Records excerpted from a collection
>>>
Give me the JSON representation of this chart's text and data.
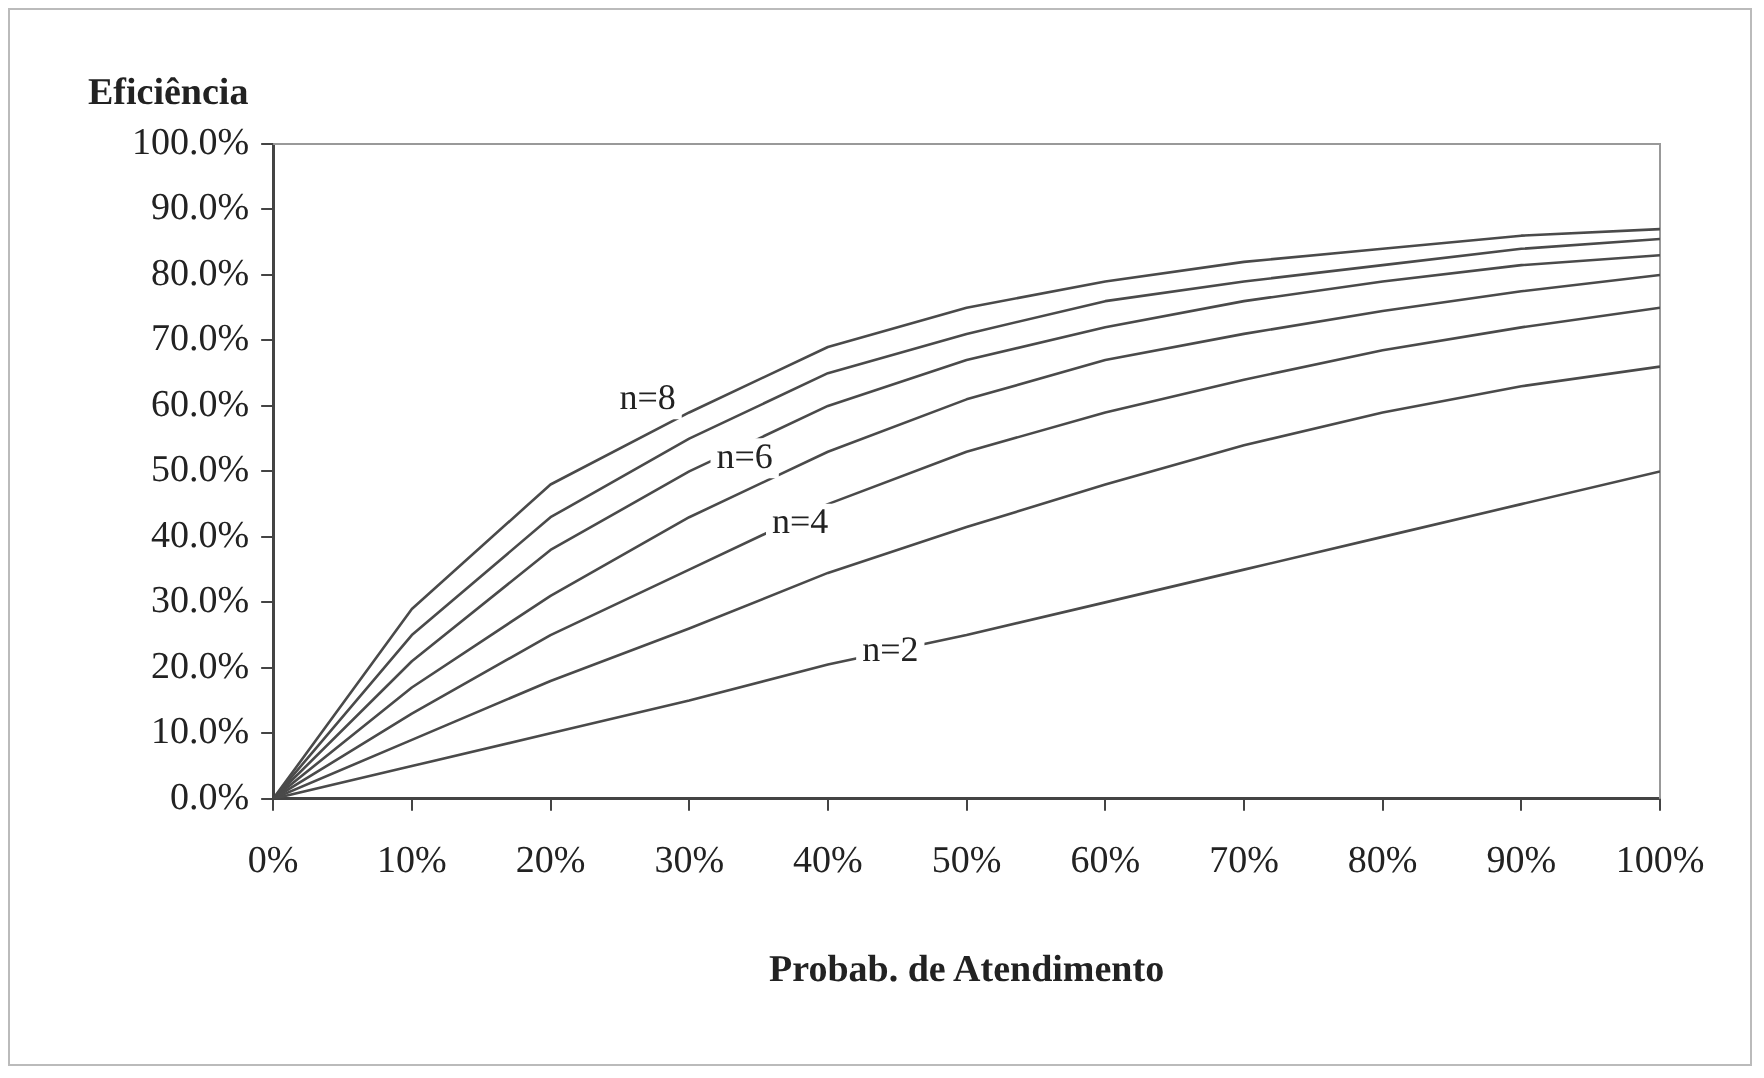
{
  "chart_data": {
    "type": "line",
    "ylabel": "Eficiência",
    "xlabel": "Probab. de Atendimento",
    "x": [
      0,
      10,
      20,
      30,
      40,
      50,
      60,
      70,
      80,
      90,
      100
    ],
    "series": [
      {
        "color": "#4a4a4a",
        "values": [
          0,
          5,
          10,
          15,
          20.5,
          25,
          30,
          35,
          40,
          45,
          50
        ]
      },
      {
        "color": "#4a4a4a",
        "values": [
          0,
          9,
          18,
          26,
          34.5,
          41.5,
          48,
          54,
          59,
          63,
          66
        ]
      },
      {
        "color": "#4a4a4a",
        "values": [
          0,
          13,
          25,
          35,
          45,
          53,
          59,
          64,
          68.5,
          72,
          75
        ]
      },
      {
        "color": "#4a4a4a",
        "values": [
          0,
          17,
          31,
          43,
          53,
          61,
          67,
          71,
          74.5,
          77.5,
          80
        ]
      },
      {
        "color": "#4a4a4a",
        "values": [
          0,
          21,
          38,
          50,
          60,
          67,
          72,
          76,
          79,
          81.5,
          83
        ]
      },
      {
        "color": "#4a4a4a",
        "values": [
          0,
          25,
          43,
          55,
          65,
          71,
          76,
          79,
          81.5,
          84,
          85.5
        ]
      },
      {
        "color": "#4a4a4a",
        "values": [
          0,
          29,
          48,
          59,
          69,
          75,
          79,
          82,
          84,
          86,
          87
        ]
      }
    ],
    "annotations": [
      {
        "text": "n=8",
        "x": 27,
        "y": 61
      },
      {
        "text": "n=6",
        "x": 34,
        "y": 52
      },
      {
        "text": "n=4",
        "x": 38,
        "y": 42
      },
      {
        "text": "n=2",
        "x": 44.5,
        "y": 22.5
      }
    ],
    "xlim": [
      0,
      100
    ],
    "ylim": [
      0,
      100
    ],
    "xticks": [
      {
        "value": 0,
        "label": "0%"
      },
      {
        "value": 10,
        "label": "10%"
      },
      {
        "value": 20,
        "label": "20%"
      },
      {
        "value": 30,
        "label": "30%"
      },
      {
        "value": 40,
        "label": "40%"
      },
      {
        "value": 50,
        "label": "50%"
      },
      {
        "value": 60,
        "label": "60%"
      },
      {
        "value": 70,
        "label": "70%"
      },
      {
        "value": 80,
        "label": "80%"
      },
      {
        "value": 90,
        "label": "90%"
      },
      {
        "value": 100,
        "label": "100%"
      }
    ],
    "yticks": [
      {
        "value": 0,
        "label": "0.0%"
      },
      {
        "value": 10,
        "label": "10.0%"
      },
      {
        "value": 20,
        "label": "20.0%"
      },
      {
        "value": 30,
        "label": "30.0%"
      },
      {
        "value": 40,
        "label": "40.0%"
      },
      {
        "value": 50,
        "label": "50.0%"
      },
      {
        "value": 60,
        "label": "60.0%"
      },
      {
        "value": 70,
        "label": "70.0%"
      },
      {
        "value": 80,
        "label": "80.0%"
      },
      {
        "value": 90,
        "label": "90.0%"
      },
      {
        "value": 100,
        "label": "100.0%"
      }
    ],
    "grid": false,
    "legend": false,
    "line_style": "solid"
  }
}
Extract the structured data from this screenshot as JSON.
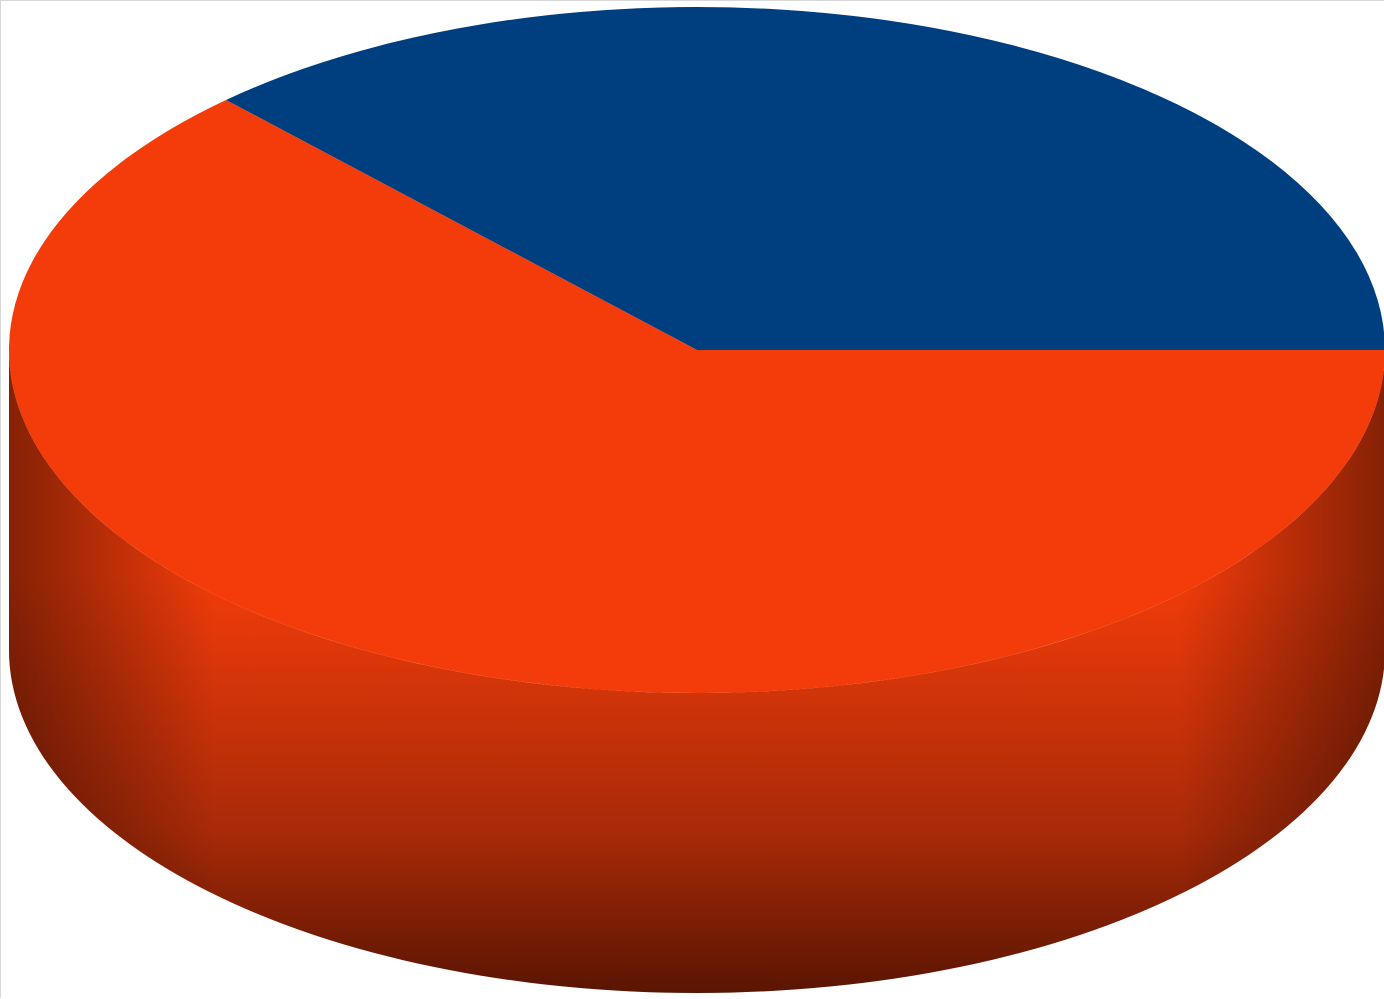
{
  "chart_data": {
    "type": "pie",
    "style": "3d",
    "title": "",
    "slices": [
      {
        "name": "",
        "value": 37,
        "color": "#003F7F"
      },
      {
        "name": "",
        "value": 63,
        "color": "#F33C0A"
      }
    ],
    "legend": "none",
    "data_labels": "none"
  }
}
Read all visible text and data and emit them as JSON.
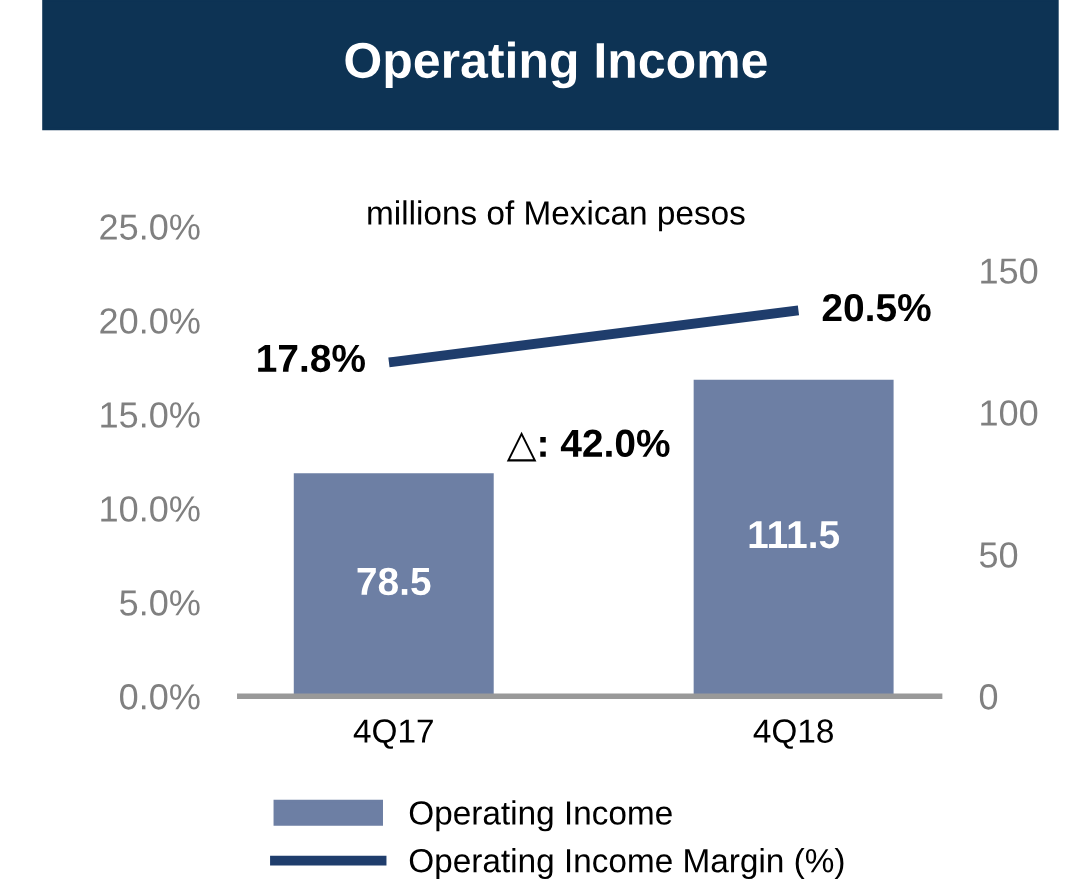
{
  "chart_data": {
    "type": "bar",
    "title": "Operating Income",
    "categories": [
      "4Q17",
      "4Q18"
    ],
    "series": [
      {
        "name": "Operating Income",
        "axis": "y2",
        "color": "#6d7fa4",
        "values": [
          78.5,
          111.5
        ],
        "value_labels": [
          "78.5",
          "111.5"
        ]
      },
      {
        "name": "Operating Income Margin (%)",
        "type": "line",
        "axis": "y",
        "color": "#1f3d6c",
        "values": [
          17.8,
          20.5
        ],
        "value_labels": [
          "17.8%",
          "20.5%"
        ]
      }
    ],
    "ylim": [
      0,
      25
    ],
    "yticks": [
      {
        "value": 0,
        "label": "0.0%"
      },
      {
        "value": 5,
        "label": "5.0%"
      },
      {
        "value": 10,
        "label": "10.0%"
      },
      {
        "value": 15,
        "label": "15.0%"
      },
      {
        "value": 20,
        "label": "20.0%"
      },
      {
        "value": 25,
        "label": "25.0%"
      }
    ],
    "y2lim": [
      0,
      150
    ],
    "y2ticks": [
      0,
      50,
      100,
      150
    ],
    "annotations": [
      "millions of Mexican pesos",
      "△: 42.0%"
    ],
    "legend": "bottom",
    "grid": false,
    "marker": "none",
    "line_style": "solid"
  }
}
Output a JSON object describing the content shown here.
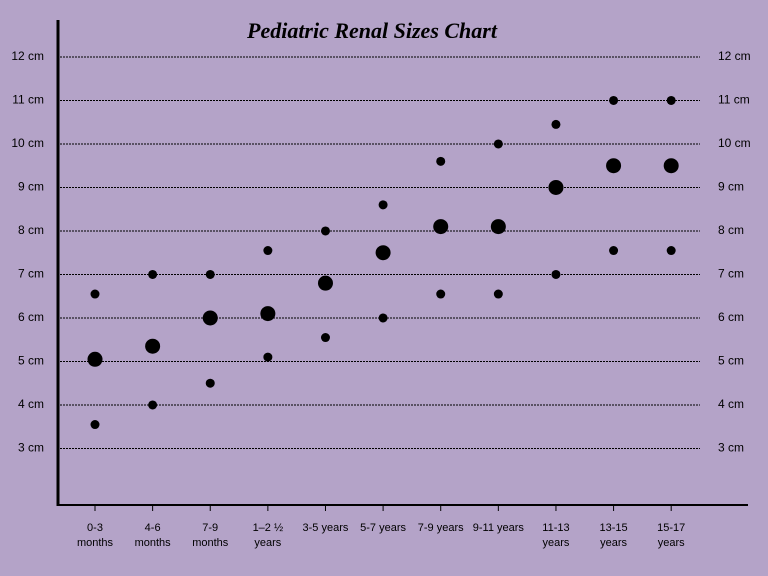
{
  "chart_data": {
    "type": "scatter",
    "title": "Pediatric Renal Sizes Chart",
    "categories": [
      "0-3 months",
      "4-6 months",
      "7-9 months",
      "1–2 ½ years",
      "3-5 years",
      "5-7 years",
      "7-9 years",
      "9-11 years",
      "11-13 years",
      "13-15 years",
      "15-17 years"
    ],
    "series": [
      {
        "color": "#000000",
        "marker_size": 4.5,
        "values": [
          6.55,
          7.0,
          7.0,
          7.55,
          8.0,
          8.6,
          9.6,
          10.0,
          10.45,
          11.0,
          11.0
        ]
      },
      {
        "color": "#000000",
        "marker_size": 7.5,
        "values": [
          5.05,
          5.35,
          6.0,
          6.1,
          6.8,
          7.5,
          8.1,
          8.1,
          9.0,
          9.5,
          9.5
        ]
      },
      {
        "color": "#000000",
        "marker_size": 4.5,
        "values": [
          3.55,
          4.0,
          4.5,
          5.1,
          5.55,
          6.0,
          6.55,
          6.55,
          7.0,
          7.55,
          7.55
        ]
      }
    ],
    "ylim": [
      1.7,
      12.85
    ],
    "yticks": [
      {
        "value": 3,
        "label": "3 cm"
      },
      {
        "value": 4,
        "label": "4 cm"
      },
      {
        "value": 5,
        "label": "5 cm"
      },
      {
        "value": 6,
        "label": "6 cm"
      },
      {
        "value": 7,
        "label": "7 cm"
      },
      {
        "value": 8,
        "label": "8 cm"
      },
      {
        "value": 9,
        "label": "9 cm"
      },
      {
        "value": 10,
        "label": "10 cm"
      },
      {
        "value": 11,
        "label": "11 cm"
      },
      {
        "value": 12,
        "label": "12 cm"
      }
    ],
    "grid": true
  }
}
<<<
Reproduce the material above in full, exactly, with no images.

Give me the JSON representation of this chart's text and data.
{
  "chart_data": {
    "type": "line",
    "ylabel": "Eficiência",
    "xlabel": "Probab. de Atendimento",
    "x": [
      0,
      10,
      20,
      30,
      40,
      50,
      60,
      70,
      80,
      90,
      100
    ],
    "series": [
      {
        "color": "#4a4a4a",
        "values": [
          0,
          5,
          10,
          15,
          20.5,
          25,
          30,
          35,
          40,
          45,
          50
        ]
      },
      {
        "color": "#4a4a4a",
        "values": [
          0,
          9,
          18,
          26,
          34.5,
          41.5,
          48,
          54,
          59,
          63,
          66
        ]
      },
      {
        "color": "#4a4a4a",
        "values": [
          0,
          13,
          25,
          35,
          45,
          53,
          59,
          64,
          68.5,
          72,
          75
        ]
      },
      {
        "color": "#4a4a4a",
        "values": [
          0,
          17,
          31,
          43,
          53,
          61,
          67,
          71,
          74.5,
          77.5,
          80
        ]
      },
      {
        "color": "#4a4a4a",
        "values": [
          0,
          21,
          38,
          50,
          60,
          67,
          72,
          76,
          79,
          81.5,
          83
        ]
      },
      {
        "color": "#4a4a4a",
        "values": [
          0,
          25,
          43,
          55,
          65,
          71,
          76,
          79,
          81.5,
          84,
          85.5
        ]
      },
      {
        "color": "#4a4a4a",
        "values": [
          0,
          29,
          48,
          59,
          69,
          75,
          79,
          82,
          84,
          86,
          87
        ]
      }
    ],
    "annotations": [
      {
        "text": "n=8",
        "x": 27,
        "y": 61
      },
      {
        "text": "n=6",
        "x": 34,
        "y": 52
      },
      {
        "text": "n=4",
        "x": 38,
        "y": 42
      },
      {
        "text": "n=2",
        "x": 44.5,
        "y": 22.5
      }
    ],
    "xlim": [
      0,
      100
    ],
    "ylim": [
      0,
      100
    ],
    "xticks": [
      {
        "value": 0,
        "label": "0%"
      },
      {
        "value": 10,
        "label": "10%"
      },
      {
        "value": 20,
        "label": "20%"
      },
      {
        "value": 30,
        "label": "30%"
      },
      {
        "value": 40,
        "label": "40%"
      },
      {
        "value": 50,
        "label": "50%"
      },
      {
        "value": 60,
        "label": "60%"
      },
      {
        "value": 70,
        "label": "70%"
      },
      {
        "value": 80,
        "label": "80%"
      },
      {
        "value": 90,
        "label": "90%"
      },
      {
        "value": 100,
        "label": "100%"
      }
    ],
    "yticks": [
      {
        "value": 0,
        "label": "0.0%"
      },
      {
        "value": 10,
        "label": "10.0%"
      },
      {
        "value": 20,
        "label": "20.0%"
      },
      {
        "value": 30,
        "label": "30.0%"
      },
      {
        "value": 40,
        "label": "40.0%"
      },
      {
        "value": 50,
        "label": "50.0%"
      },
      {
        "value": 60,
        "label": "60.0%"
      },
      {
        "value": 70,
        "label": "70.0%"
      },
      {
        "value": 80,
        "label": "80.0%"
      },
      {
        "value": 90,
        "label": "90.0%"
      },
      {
        "value": 100,
        "label": "100.0%"
      }
    ],
    "grid": false,
    "legend": false,
    "line_style": "solid"
  }
}
Extract the structured data from this screenshot as JSON.
{
  "chart_data": {
    "type": "pie",
    "style": "3d",
    "title": "",
    "slices": [
      {
        "name": "",
        "value": 37,
        "color": "#003F7F"
      },
      {
        "name": "",
        "value": 63,
        "color": "#F33C0A"
      }
    ],
    "legend": "none",
    "data_labels": "none"
  }
}
Read all visible text and data and emit them as JSON.
{
  "chart_data": {
    "type": "bar",
    "title": "Operating Income",
    "categories": [
      "4Q17",
      "4Q18"
    ],
    "series": [
      {
        "name": "Operating Income",
        "axis": "y2",
        "color": "#6d7fa4",
        "values": [
          78.5,
          111.5
        ],
        "value_labels": [
          "78.5",
          "111.5"
        ]
      },
      {
        "name": "Operating Income Margin (%)",
        "type": "line",
        "axis": "y",
        "color": "#1f3d6c",
        "values": [
          17.8,
          20.5
        ],
        "value_labels": [
          "17.8%",
          "20.5%"
        ]
      }
    ],
    "ylim": [
      0,
      25
    ],
    "yticks": [
      {
        "value": 0,
        "label": "0.0%"
      },
      {
        "value": 5,
        "label": "5.0%"
      },
      {
        "value": 10,
        "label": "10.0%"
      },
      {
        "value": 15,
        "label": "15.0%"
      },
      {
        "value": 20,
        "label": "20.0%"
      },
      {
        "value": 25,
        "label": "25.0%"
      }
    ],
    "y2lim": [
      0,
      150
    ],
    "y2ticks": [
      0,
      50,
      100,
      150
    ],
    "annotations": [
      "millions of Mexican pesos",
      "△: 42.0%"
    ],
    "legend": "bottom",
    "grid": false,
    "marker": "none",
    "line_style": "solid"
  }
}
Output a JSON object describing the content shown here.
{
  "chart_data": {
    "type": "scatter",
    "title": "Pediatric Renal Sizes Chart",
    "categories": [
      "0-3 months",
      "4-6 months",
      "7-9 months",
      "1–2 ½ years",
      "3-5 years",
      "5-7 years",
      "7-9 years",
      "9-11 years",
      "11-13 years",
      "13-15 years",
      "15-17 years"
    ],
    "series": [
      {
        "color": "#000000",
        "marker_size": 4.5,
        "values": [
          6.55,
          7.0,
          7.0,
          7.55,
          8.0,
          8.6,
          9.6,
          10.0,
          10.45,
          11.0,
          11.0
        ]
      },
      {
        "color": "#000000",
        "marker_size": 7.5,
        "values": [
          5.05,
          5.35,
          6.0,
          6.1,
          6.8,
          7.5,
          8.1,
          8.1,
          9.0,
          9.5,
          9.5
        ]
      },
      {
        "color": "#000000",
        "marker_size": 4.5,
        "values": [
          3.55,
          4.0,
          4.5,
          5.1,
          5.55,
          6.0,
          6.55,
          6.55,
          7.0,
          7.55,
          7.55
        ]
      }
    ],
    "ylim": [
      1.7,
      12.85
    ],
    "yticks": [
      {
        "value": 3,
        "label": "3 cm"
      },
      {
        "value": 4,
        "label": "4 cm"
      },
      {
        "value": 5,
        "label": "5 cm"
      },
      {
        "value": 6,
        "label": "6 cm"
      },
      {
        "value": 7,
        "label": "7 cm"
      },
      {
        "value": 8,
        "label": "8 cm"
      },
      {
        "value": 9,
        "label": "9 cm"
      },
      {
        "value": 10,
        "label": "10 cm"
      },
      {
        "value": 11,
        "label": "11 cm"
      },
      {
        "value": 12,
        "label": "12 cm"
      }
    ],
    "grid": true
  }
}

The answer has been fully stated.